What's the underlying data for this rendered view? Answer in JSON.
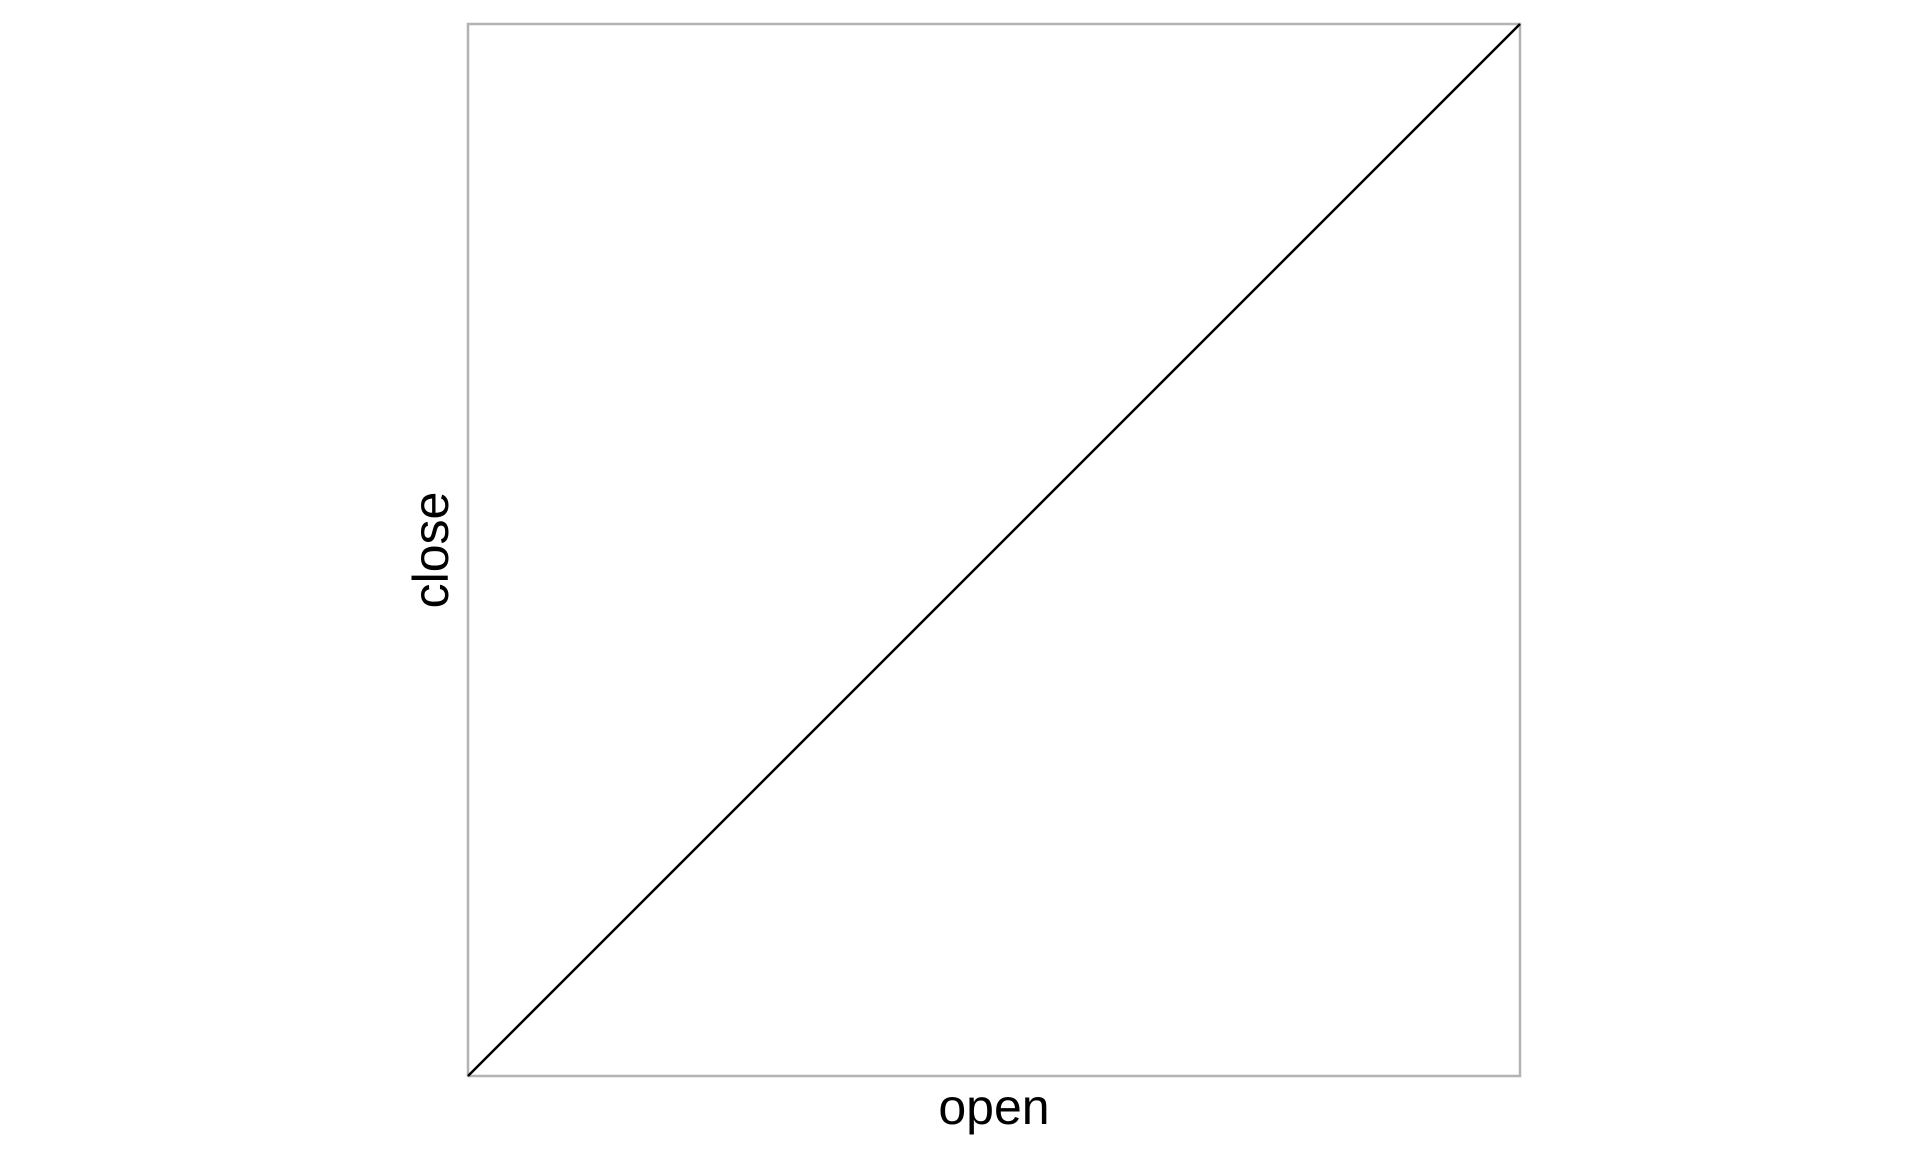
{
  "chart_data": {
    "type": "line",
    "title": "",
    "xlabel": "open",
    "ylabel": "close",
    "xlim": [
      0,
      1
    ],
    "ylim": [
      0,
      1
    ],
    "grid": false,
    "x": [
      0,
      1
    ],
    "series": [
      {
        "values": [
          0,
          1
        ],
        "color": "#000000"
      }
    ],
    "frame_color": "#b3b3b3"
  }
}
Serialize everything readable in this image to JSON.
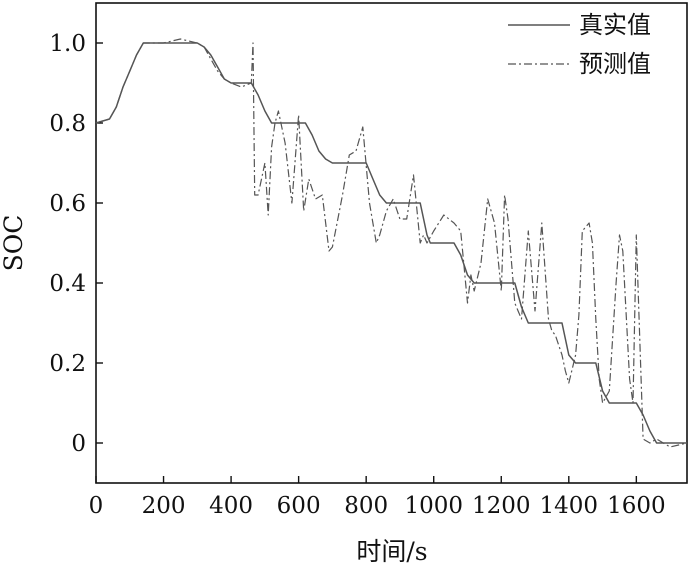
{
  "chart_data": {
    "type": "line",
    "title": "",
    "xlabel": "时间/s",
    "ylabel": "SOC",
    "xlim": [
      0,
      1750
    ],
    "ylim": [
      -0.1,
      1.1
    ],
    "xticks": [
      0,
      200,
      400,
      600,
      800,
      1000,
      1200,
      1400,
      1600
    ],
    "xtick_labels": [
      "0",
      "200",
      "400",
      "600",
      "800",
      "1000",
      "1200",
      "1400",
      "1600"
    ],
    "yticks": [
      0,
      0.2,
      0.4,
      0.6,
      0.8,
      1.0
    ],
    "ytick_labels": [
      "0",
      "0.2",
      "0.4",
      "0.6",
      "0.8",
      "1.0"
    ],
    "grid": false,
    "legend_position": "top-right",
    "colors": {
      "axis": "#111111",
      "true_line": "#555555",
      "pred_line": "#555555"
    },
    "series": [
      {
        "name": "真实值",
        "style": "solid",
        "x": [
          0,
          40,
          60,
          80,
          100,
          120,
          140,
          300,
          320,
          340,
          360,
          380,
          400,
          460,
          480,
          500,
          520,
          540,
          620,
          640,
          660,
          680,
          700,
          800,
          820,
          840,
          860,
          880,
          960,
          970,
          980,
          990,
          1000,
          1060,
          1080,
          1100,
          1120,
          1240,
          1260,
          1280,
          1380,
          1390,
          1400,
          1420,
          1440,
          1480,
          1500,
          1520,
          1580,
          1600,
          1620,
          1640,
          1660,
          1700,
          1750
        ],
        "y": [
          0.8,
          0.81,
          0.84,
          0.89,
          0.93,
          0.97,
          1.0,
          1.0,
          0.99,
          0.97,
          0.94,
          0.91,
          0.9,
          0.9,
          0.87,
          0.83,
          0.8,
          0.8,
          0.8,
          0.77,
          0.73,
          0.71,
          0.7,
          0.7,
          0.66,
          0.62,
          0.6,
          0.6,
          0.6,
          0.56,
          0.52,
          0.5,
          0.5,
          0.5,
          0.47,
          0.42,
          0.4,
          0.4,
          0.34,
          0.3,
          0.3,
          0.26,
          0.22,
          0.2,
          0.2,
          0.2,
          0.13,
          0.1,
          0.1,
          0.1,
          0.07,
          0.03,
          0.0,
          0.0,
          0.0
        ]
      },
      {
        "name": "预测值",
        "style": "dashdot",
        "x": [
          0,
          40,
          60,
          80,
          100,
          120,
          140,
          200,
          250,
          300,
          320,
          340,
          360,
          380,
          400,
          430,
          460,
          465,
          470,
          480,
          500,
          510,
          520,
          530,
          540,
          560,
          580,
          600,
          615,
          630,
          650,
          670,
          690,
          700,
          730,
          750,
          770,
          790,
          810,
          830,
          840,
          860,
          880,
          900,
          920,
          940,
          960,
          970,
          980,
          1000,
          1030,
          1060,
          1080,
          1100,
          1110,
          1120,
          1140,
          1160,
          1180,
          1200,
          1210,
          1220,
          1240,
          1250,
          1260,
          1280,
          1300,
          1320,
          1340,
          1350,
          1360,
          1380,
          1390,
          1400,
          1420,
          1430,
          1440,
          1460,
          1470,
          1480,
          1490,
          1500,
          1520,
          1540,
          1550,
          1560,
          1570,
          1580,
          1590,
          1600,
          1620,
          1640,
          1660,
          1700,
          1750
        ],
        "y": [
          0.8,
          0.81,
          0.84,
          0.89,
          0.93,
          0.97,
          1.0,
          1.0,
          1.01,
          1.0,
          0.99,
          0.96,
          0.93,
          0.91,
          0.9,
          0.89,
          0.9,
          1.0,
          0.62,
          0.62,
          0.7,
          0.57,
          0.74,
          0.8,
          0.83,
          0.75,
          0.6,
          0.82,
          0.58,
          0.66,
          0.61,
          0.62,
          0.48,
          0.49,
          0.62,
          0.72,
          0.73,
          0.79,
          0.6,
          0.5,
          0.52,
          0.58,
          0.61,
          0.56,
          0.56,
          0.67,
          0.5,
          0.52,
          0.5,
          0.53,
          0.57,
          0.55,
          0.53,
          0.35,
          0.42,
          0.38,
          0.45,
          0.61,
          0.55,
          0.38,
          0.62,
          0.56,
          0.35,
          0.33,
          0.31,
          0.53,
          0.33,
          0.55,
          0.31,
          0.28,
          0.27,
          0.22,
          0.18,
          0.15,
          0.22,
          0.32,
          0.53,
          0.55,
          0.5,
          0.31,
          0.16,
          0.1,
          0.13,
          0.4,
          0.52,
          0.48,
          0.32,
          0.16,
          0.1,
          0.52,
          0.01,
          0.0,
          0.01,
          -0.01,
          0.0
        ]
      }
    ]
  }
}
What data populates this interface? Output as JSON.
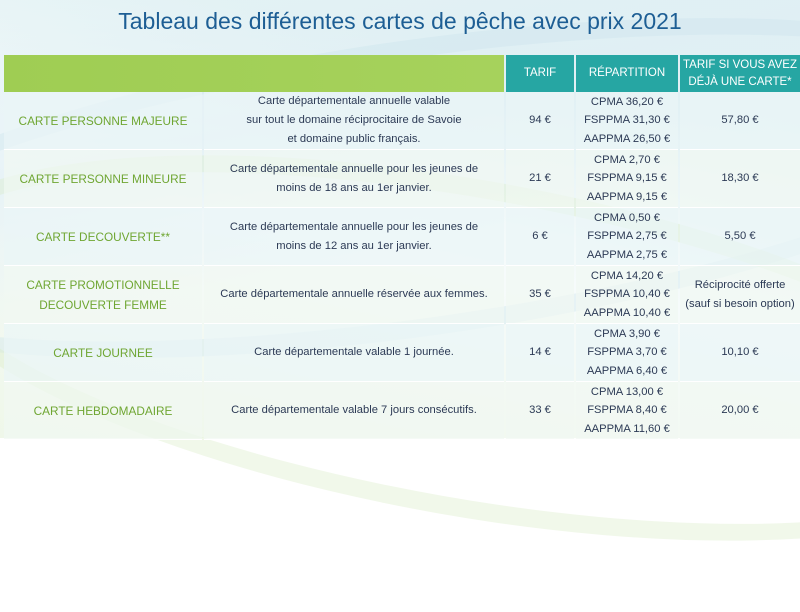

### [DIRECTIONS FOR THIS TASK]
Write out all the records again, exactly, minus any pictures.

### [RESULT OF THIS EXERCISE]
What's the underlying data for this rendered view? Answer in JSON.
{
  "chart_data": {
    "type": "line",
    "title": "",
    "xlabel": "open",
    "ylabel": "close",
    "xlim": [
      0,
      1
    ],
    "ylim": [
      0,
      1
    ],
    "grid": false,
    "x": [
      0,
      1
    ],
    "series": [
      {
        "values": [
          0,
          1
        ],
        "color": "#000000"
      }
    ],
    "frame_color": "#b3b3b3"
  }
}
Serialize everything readable in this image to JSON.
{
  "chart_data": {
    "type": "line",
    "title": "",
    "xlabel": "时间/s",
    "ylabel": "SOC",
    "xlim": [
      0,
      1750
    ],
    "ylim": [
      -0.1,
      1.1
    ],
    "xticks": [
      0,
      200,
      400,
      600,
      800,
      1000,
      1200,
      1400,
      1600
    ],
    "xtick_labels": [
      "0",
      "200",
      "400",
      "600",
      "800",
      "1000",
      "1200",
      "1400",
      "1600"
    ],
    "yticks": [
      0,
      0.2,
      0.4,
      0.6,
      0.8,
      1.0
    ],
    "ytick_labels": [
      "0",
      "0.2",
      "0.4",
      "0.6",
      "0.8",
      "1.0"
    ],
    "grid": false,
    "legend_position": "top-right",
    "colors": {
      "axis": "#111111",
      "true_line": "#555555",
      "pred_line": "#555555"
    },
    "series": [
      {
        "name": "真实值",
        "style": "solid",
        "x": [
          0,
          40,
          60,
          80,
          100,
          120,
          140,
          300,
          320,
          340,
          360,
          380,
          400,
          460,
          480,
          500,
          520,
          540,
          620,
          640,
          660,
          680,
          700,
          800,
          820,
          840,
          860,
          880,
          960,
          970,
          980,
          990,
          1000,
          1060,
          1080,
          1100,
          1120,
          1240,
          1260,
          1280,
          1380,
          1390,
          1400,
          1420,
          1440,
          1480,
          1500,
          1520,
          1580,
          1600,
          1620,
          1640,
          1660,
          1700,
          1750
        ],
        "y": [
          0.8,
          0.81,
          0.84,
          0.89,
          0.93,
          0.97,
          1.0,
          1.0,
          0.99,
          0.97,
          0.94,
          0.91,
          0.9,
          0.9,
          0.87,
          0.83,
          0.8,
          0.8,
          0.8,
          0.77,
          0.73,
          0.71,
          0.7,
          0.7,
          0.66,
          0.62,
          0.6,
          0.6,
          0.6,
          0.56,
          0.52,
          0.5,
          0.5,
          0.5,
          0.47,
          0.42,
          0.4,
          0.4,
          0.34,
          0.3,
          0.3,
          0.26,
          0.22,
          0.2,
          0.2,
          0.2,
          0.13,
          0.1,
          0.1,
          0.1,
          0.07,
          0.03,
          0.0,
          0.0,
          0.0
        ]
      },
      {
        "name": "预测值",
        "style": "dashdot",
        "x": [
          0,
          40,
          60,
          80,
          100,
          120,
          140,
          200,
          250,
          300,
          320,
          340,
          360,
          380,
          400,
          430,
          460,
          465,
          470,
          480,
          500,
          510,
          520,
          530,
          540,
          560,
          580,
          600,
          615,
          630,
          650,
          670,
          690,
          700,
          730,
          750,
          770,
          790,
          810,
          830,
          840,
          860,
          880,
          900,
          920,
          940,
          960,
          970,
          980,
          1000,
          1030,
          1060,
          1080,
          1100,
          1110,
          1120,
          1140,
          1160,
          1180,
          1200,
          1210,
          1220,
          1240,
          1250,
          1260,
          1280,
          1300,
          1320,
          1340,
          1350,
          1360,
          1380,
          1390,
          1400,
          1420,
          1430,
          1440,
          1460,
          1470,
          1480,
          1490,
          1500,
          1520,
          1540,
          1550,
          1560,
          1570,
          1580,
          1590,
          1600,
          1620,
          1640,
          1660,
          1700,
          1750
        ],
        "y": [
          0.8,
          0.81,
          0.84,
          0.89,
          0.93,
          0.97,
          1.0,
          1.0,
          1.01,
          1.0,
          0.99,
          0.96,
          0.93,
          0.91,
          0.9,
          0.89,
          0.9,
          1.0,
          0.62,
          0.62,
          0.7,
          0.57,
          0.74,
          0.8,
          0.83,
          0.75,
          0.6,
          0.82,
          0.58,
          0.66,
          0.61,
          0.62,
          0.48,
          0.49,
          0.62,
          0.72,
          0.73,
          0.79,
          0.6,
          0.5,
          0.52,
          0.58,
          0.61,
          0.56,
          0.56,
          0.67,
          0.5,
          0.52,
          0.5,
          0.53,
          0.57,
          0.55,
          0.53,
          0.35,
          0.42,
          0.38,
          0.45,
          0.61,
          0.55,
          0.38,
          0.62,
          0.56,
          0.35,
          0.33,
          0.31,
          0.53,
          0.33,
          0.55,
          0.31,
          0.28,
          0.27,
          0.22,
          0.18,
          0.15,
          0.22,
          0.32,
          0.53,
          0.55,
          0.5,
          0.31,
          0.16,
          0.1,
          0.13,
          0.4,
          0.52,
          0.48,
          0.32,
          0.16,
          0.1,
          0.52,
          0.01,
          0.0,
          0.01,
          -0.01,
          0.0
        ]
      }
    ]
  }
}
What data populates this interface? Output as JSON.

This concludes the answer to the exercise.